--- Data for this exercise ---
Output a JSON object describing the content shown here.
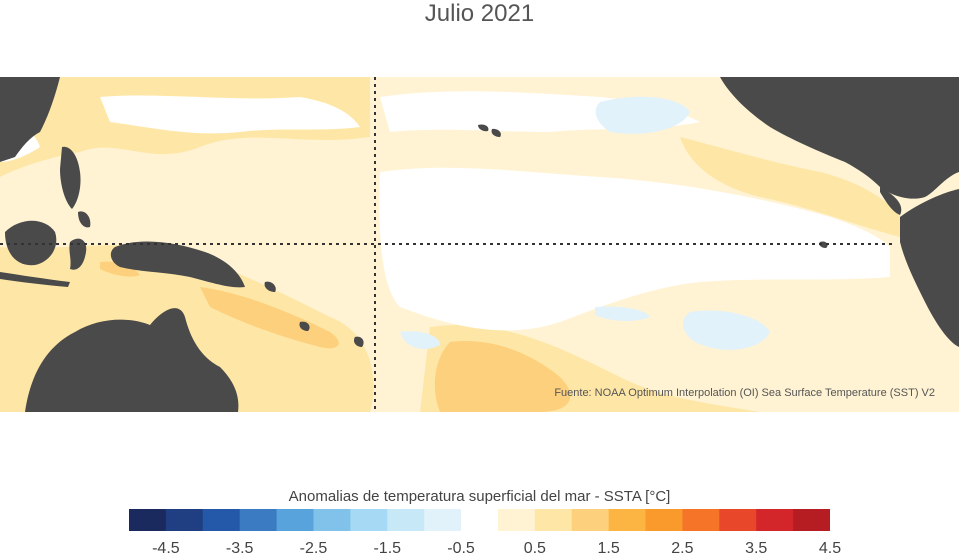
{
  "title": "Julio 2021",
  "source": "Fuente: NOAA Optimum Interpolation (OI) Sea Surface Temperature (SST) V2",
  "colorbar": {
    "label": "Anomalias de temperatura superficial del mar - SSTA  [°C]",
    "ticks": [
      "-4.5",
      "-3.5",
      "-2.5",
      "-1.5",
      "-0.5",
      "0.5",
      "1.5",
      "2.5",
      "3.5",
      "4.5"
    ],
    "colors": [
      "#1a2a5e",
      "#1f3f82",
      "#2458a8",
      "#3a7bc2",
      "#58a3db",
      "#80c2ea",
      "#a6daf4",
      "#c6e8f7",
      "#e1f2fa",
      "#ffffff",
      "#fff3d4",
      "#fee7a6",
      "#fdd07d",
      "#fcb442",
      "#fb9a2c",
      "#f57428",
      "#e8472a",
      "#d3262a",
      "#b51d22"
    ]
  },
  "colors": {
    "land": "#4a4a4a",
    "ocean_warm_light": "#fff3d4",
    "ocean_warm": "#fee7a6",
    "ocean_warmer": "#fdd07d",
    "ocean_cool": "#e1f2fa",
    "ocean_neutral": "#ffffff"
  }
}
---
Exercise details. Would you mind returning each entry above word for word, skipping the images?

Output of the exercise.
Output a JSON object describing the content shown here.
{
  "title": "Julio 2021",
  "source": "Fuente: NOAA Optimum Interpolation (OI) Sea Surface Temperature (SST) V2",
  "colorbar": {
    "label": "Anomalias de temperatura superficial del mar - SSTA  [°C]",
    "ticks": [
      "-4.5",
      "-3.5",
      "-2.5",
      "-1.5",
      "-0.5",
      "0.5",
      "1.5",
      "2.5",
      "3.5",
      "4.5"
    ],
    "colors": [
      "#1a2a5e",
      "#1f3f82",
      "#2458a8",
      "#3a7bc2",
      "#58a3db",
      "#80c2ea",
      "#a6daf4",
      "#c6e8f7",
      "#e1f2fa",
      "#ffffff",
      "#fff3d4",
      "#fee7a6",
      "#fdd07d",
      "#fcb442",
      "#fb9a2c",
      "#f57428",
      "#e8472a",
      "#d3262a",
      "#b51d22"
    ]
  },
  "colors": {
    "land": "#4a4a4a",
    "ocean_warm_light": "#fff3d4",
    "ocean_warm": "#fee7a6",
    "ocean_warmer": "#fdd07d",
    "ocean_cool": "#e1f2fa",
    "ocean_neutral": "#ffffff"
  }
}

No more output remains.